**What the exercise asks:** Reproduce all the lines exactly as they stand, apart from the pictures.

**The records:**
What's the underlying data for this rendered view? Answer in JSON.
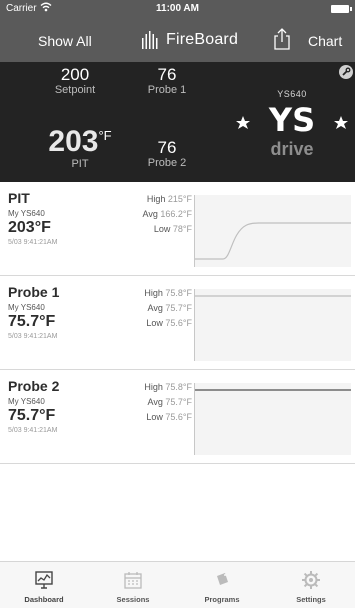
{
  "status_bar": {
    "carrier": "Carrier",
    "time": "11:00 AM"
  },
  "nav": {
    "left_button": "Show All",
    "logo_text": "FireBoard",
    "right_button": "Chart"
  },
  "summary": {
    "setpoint": {
      "value": "200",
      "label": "Setpoint"
    },
    "probe1": {
      "value": "76",
      "label": "Probe 1"
    },
    "pit": {
      "value": "203",
      "unit": "°F",
      "label": "PIT"
    },
    "probe2": {
      "value": "76",
      "label": "Probe 2"
    },
    "brand": {
      "model": "YS640",
      "logo_text": "YS",
      "tagline": "drive"
    }
  },
  "channels": [
    {
      "name": "PIT",
      "device": "My YS640",
      "temp": "203°F",
      "timestamp": "5/03 9:41:21AM",
      "high_label": "High",
      "high": "215°F",
      "avg_label": "Avg",
      "avg": "166.2°F",
      "low_label": "Low",
      "low": "78°F"
    },
    {
      "name": "Probe 1",
      "device": "My YS640",
      "temp": "75.7°F",
      "timestamp": "5/03 9:41:21AM",
      "high_label": "High",
      "high": "75.8°F",
      "avg_label": "Avg",
      "avg": "75.7°F",
      "low_label": "Low",
      "low": "75.6°F"
    },
    {
      "name": "Probe 2",
      "device": "My YS640",
      "temp": "75.7°F",
      "timestamp": "5/03 9:41:21AM",
      "high_label": "High",
      "high": "75.8°F",
      "avg_label": "Avg",
      "avg": "75.7°F",
      "low_label": "Low",
      "low": "75.6°F"
    }
  ],
  "tabs": [
    {
      "label": "Dashboard",
      "icon": "dashboard-icon",
      "active": true
    },
    {
      "label": "Sessions",
      "icon": "calendar-icon",
      "active": false
    },
    {
      "label": "Programs",
      "icon": "tag-icon",
      "active": false
    },
    {
      "label": "Settings",
      "icon": "gear-icon",
      "active": false
    }
  ],
  "colors": {
    "bar": "#5a5a5a",
    "panel": "#232323",
    "sparkline_bg": "#f4f4f4"
  }
}
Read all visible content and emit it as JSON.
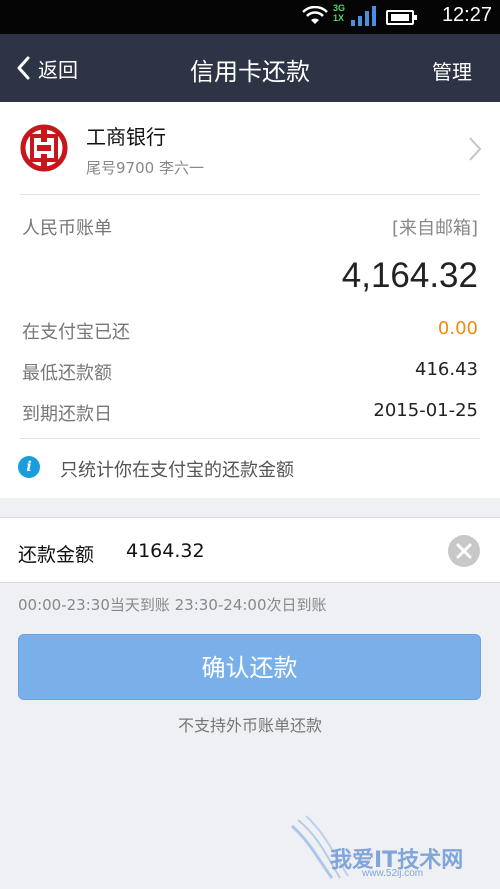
{
  "status_bar": {
    "network": "3G",
    "network2": "1X",
    "time": "12:27"
  },
  "nav": {
    "back_label": "返回",
    "title": "信用卡还款",
    "manage_label": "管理"
  },
  "bank": {
    "name": "工商银行",
    "tail_holder": "尾号9700 李六一"
  },
  "bill": {
    "label": "人民币账单",
    "source": "[来自邮箱]",
    "amount": "4,164.32",
    "rows": [
      {
        "label": "在支付宝已还",
        "value": "0.00"
      },
      {
        "label": "最低还款额",
        "value": "416.43"
      },
      {
        "label": "到期还款日",
        "value": "2015-01-25"
      }
    ],
    "tip": "只统计你在支付宝的还款金额"
  },
  "repay": {
    "label": "还款金额",
    "value": "4164.32"
  },
  "arrival_note": "00:00-23:30当天到账  23:30-24:00次日到账",
  "confirm_label": "确认还款",
  "notice": "不支持外币账单还款",
  "watermark": {
    "text": "我爱IT技术网",
    "url": "www.52ij.com"
  },
  "colors": {
    "navbar": "#2c3446",
    "button": "#7ab0ea",
    "orange": "#ef8a12",
    "info": "#1a9ddb",
    "bank_red": "#c8161d"
  }
}
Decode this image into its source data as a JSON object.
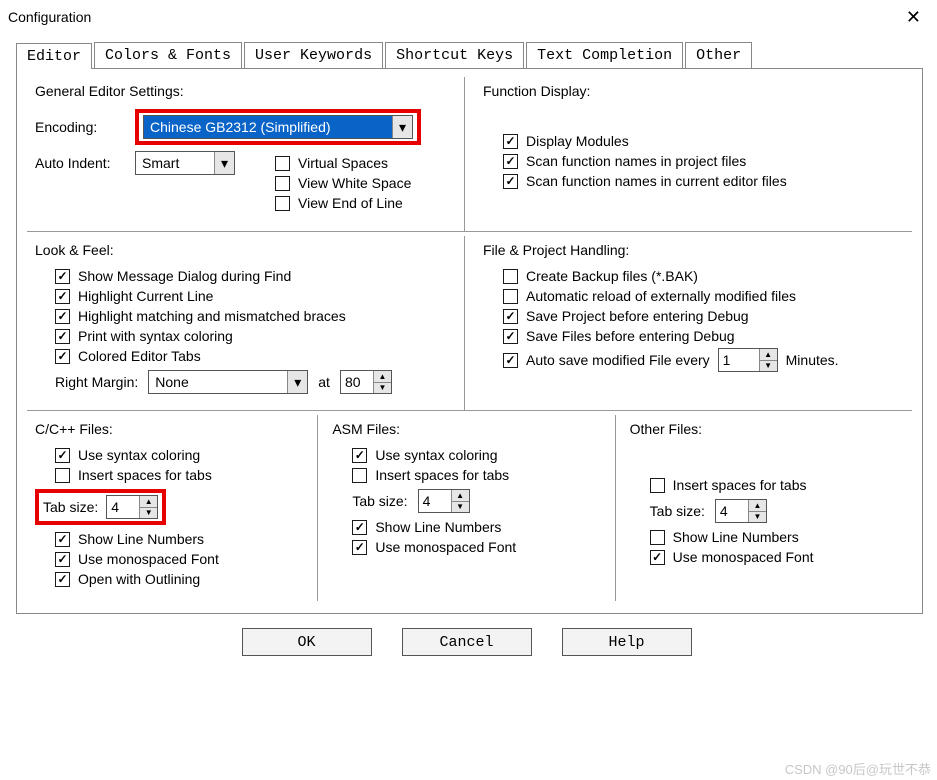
{
  "window": {
    "title": "Configuration"
  },
  "tabs": {
    "editor": "Editor",
    "colors": "Colors & Fonts",
    "keywords": "User Keywords",
    "shortcuts": "Shortcut Keys",
    "completion": "Text Completion",
    "other": "Other"
  },
  "general": {
    "title": "General Editor Settings:",
    "encoding_label": "Encoding:",
    "encoding_value": "Chinese GB2312 (Simplified)",
    "autoindent_label": "Auto Indent:",
    "autoindent_value": "Smart",
    "virtual_spaces": "Virtual Spaces",
    "view_whitespace": "View White Space",
    "view_eol": "View End of Line"
  },
  "funcdisp": {
    "title": "Function Display:",
    "display_modules": "Display Modules",
    "scan_project": "Scan function names in project files",
    "scan_current": "Scan function names in current editor files"
  },
  "look": {
    "title": "Look & Feel:",
    "msg_dialog": "Show Message Dialog during Find",
    "highlight_line": "Highlight Current Line",
    "highlight_braces": "Highlight matching and mismatched braces",
    "print_syntax": "Print with syntax coloring",
    "colored_tabs": "Colored Editor Tabs",
    "right_margin_label": "Right Margin:",
    "right_margin_value": "None",
    "at": "at",
    "at_value": "80"
  },
  "file": {
    "title": "File & Project Handling:",
    "backup": "Create Backup files (*.BAK)",
    "autoreload": "Automatic reload of externally modified files",
    "save_project": "Save Project before entering Debug",
    "save_files": "Save Files before entering Debug",
    "autosave": "Auto save modified File every",
    "autosave_value": "1",
    "minutes": "Minutes."
  },
  "cfiles": {
    "title": "C/C++ Files:",
    "syntax": "Use syntax coloring",
    "spaces": "Insert spaces for tabs",
    "tab_label": "Tab size:",
    "tab_value": "4",
    "linenum": "Show Line Numbers",
    "mono": "Use monospaced Font",
    "outlining": "Open with Outlining"
  },
  "asmfiles": {
    "title": "ASM Files:",
    "syntax": "Use syntax coloring",
    "spaces": "Insert spaces for tabs",
    "tab_label": "Tab size:",
    "tab_value": "4",
    "linenum": "Show Line Numbers",
    "mono": "Use monospaced Font"
  },
  "otherfiles": {
    "title": "Other Files:",
    "spaces": "Insert spaces for tabs",
    "tab_label": "Tab size:",
    "tab_value": "4",
    "linenum": "Show Line Numbers",
    "mono": "Use monospaced Font"
  },
  "buttons": {
    "ok": "OK",
    "cancel": "Cancel",
    "help": "Help"
  },
  "watermark": "CSDN @90后@玩世不恭"
}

**Written solution:**
What's the underlying data for this rendered view? Answer in JSON.
{
  "status_bar": {
    "carrier": "Carrier",
    "time": "11:00 AM"
  },
  "nav": {
    "left_button": "Show All",
    "logo_text": "FireBoard",
    "right_button": "Chart"
  },
  "summary": {
    "setpoint": {
      "value": "200",
      "label": "Setpoint"
    },
    "probe1": {
      "value": "76",
      "label": "Probe 1"
    },
    "pit": {
      "value": "203",
      "unit": "°F",
      "label": "PIT"
    },
    "probe2": {
      "value": "76",
      "label": "Probe 2"
    },
    "brand": {
      "model": "YS640",
      "logo_text": "YS",
      "tagline": "drive"
    }
  },
  "channels": [
    {
      "name": "PIT",
      "device": "My YS640",
      "temp": "203°F",
      "timestamp": "5/03 9:41:21AM",
      "high_label": "High",
      "high": "215°F",
      "avg_label": "Avg",
      "avg": "166.2°F",
      "low_label": "Low",
      "low": "78°F"
    },
    {
      "name": "Probe 1",
      "device": "My YS640",
      "temp": "75.7°F",
      "timestamp": "5/03 9:41:21AM",
      "high_label": "High",
      "high": "75.8°F",
      "avg_label": "Avg",
      "avg": "75.7°F",
      "low_label": "Low",
      "low": "75.6°F"
    },
    {
      "name": "Probe 2",
      "device": "My YS640",
      "temp": "75.7°F",
      "timestamp": "5/03 9:41:21AM",
      "high_label": "High",
      "high": "75.8°F",
      "avg_label": "Avg",
      "avg": "75.7°F",
      "low_label": "Low",
      "low": "75.6°F"
    }
  ],
  "tabs": [
    {
      "label": "Dashboard",
      "icon": "dashboard-icon",
      "active": true
    },
    {
      "label": "Sessions",
      "icon": "calendar-icon",
      "active": false
    },
    {
      "label": "Programs",
      "icon": "tag-icon",
      "active": false
    },
    {
      "label": "Settings",
      "icon": "gear-icon",
      "active": false
    }
  ],
  "colors": {
    "bar": "#5a5a5a",
    "panel": "#232323",
    "sparkline_bg": "#f4f4f4"
  }
}
Read all visible content and emit it as JSON.
{
  "status_bar": {
    "network": "3G",
    "network2": "1X",
    "time": "12:27"
  },
  "nav": {
    "back_label": "返回",
    "title": "信用卡还款",
    "manage_label": "管理"
  },
  "bank": {
    "name": "工商银行",
    "tail_holder": "尾号9700 李六一"
  },
  "bill": {
    "label": "人民币账单",
    "source": "[来自邮箱]",
    "amount": "4,164.32",
    "rows": [
      {
        "label": "在支付宝已还",
        "value": "0.00"
      },
      {
        "label": "最低还款额",
        "value": "416.43"
      },
      {
        "label": "到期还款日",
        "value": "2015-01-25"
      }
    ],
    "tip": "只统计你在支付宝的还款金额"
  },
  "repay": {
    "label": "还款金额",
    "value": "4164.32"
  },
  "arrival_note": "00:00-23:30当天到账  23:30-24:00次日到账",
  "confirm_label": "确认还款",
  "notice": "不支持外币账单还款",
  "watermark": {
    "text": "我爱IT技术网",
    "url": "www.52ij.com"
  },
  "colors": {
    "navbar": "#2c3446",
    "button": "#7ab0ea",
    "orange": "#ef8a12",
    "info": "#1a9ddb",
    "bank_red": "#c8161d"
  }
}
Decode this image into its source data as a JSON object.
{
  "window": {
    "title": "Configuration"
  },
  "tabs": {
    "editor": "Editor",
    "colors": "Colors & Fonts",
    "keywords": "User Keywords",
    "shortcuts": "Shortcut Keys",
    "completion": "Text Completion",
    "other": "Other"
  },
  "general": {
    "title": "General Editor Settings:",
    "encoding_label": "Encoding:",
    "encoding_value": "Chinese GB2312 (Simplified)",
    "autoindent_label": "Auto Indent:",
    "autoindent_value": "Smart",
    "virtual_spaces": "Virtual Spaces",
    "view_whitespace": "View White Space",
    "view_eol": "View End of Line"
  },
  "funcdisp": {
    "title": "Function Display:",
    "display_modules": "Display Modules",
    "scan_project": "Scan function names in project files",
    "scan_current": "Scan function names in current editor files"
  },
  "look": {
    "title": "Look & Feel:",
    "msg_dialog": "Show Message Dialog during Find",
    "highlight_line": "Highlight Current Line",
    "highlight_braces": "Highlight matching and mismatched braces",
    "print_syntax": "Print with syntax coloring",
    "colored_tabs": "Colored Editor Tabs",
    "right_margin_label": "Right Margin:",
    "right_margin_value": "None",
    "at": "at",
    "at_value": "80"
  },
  "file": {
    "title": "File & Project Handling:",
    "backup": "Create Backup files (*.BAK)",
    "autoreload": "Automatic reload of externally modified files",
    "save_project": "Save Project before entering Debug",
    "save_files": "Save Files before entering Debug",
    "autosave": "Auto save modified File every",
    "autosave_value": "1",
    "minutes": "Minutes."
  },
  "cfiles": {
    "title": "C/C++ Files:",
    "syntax": "Use syntax coloring",
    "spaces": "Insert spaces for tabs",
    "tab_label": "Tab size:",
    "tab_value": "4",
    "linenum": "Show Line Numbers",
    "mono": "Use monospaced Font",
    "outlining": "Open with Outlining"
  },
  "asmfiles": {
    "title": "ASM Files:",
    "syntax": "Use syntax coloring",
    "spaces": "Insert spaces for tabs",
    "tab_label": "Tab size:",
    "tab_value": "4",
    "linenum": "Show Line Numbers",
    "mono": "Use monospaced Font"
  },
  "otherfiles": {
    "title": "Other Files:",
    "spaces": "Insert spaces for tabs",
    "tab_label": "Tab size:",
    "tab_value": "4",
    "linenum": "Show Line Numbers",
    "mono": "Use monospaced Font"
  },
  "buttons": {
    "ok": "OK",
    "cancel": "Cancel",
    "help": "Help"
  },
  "watermark": "CSDN @90后@玩世不恭"
}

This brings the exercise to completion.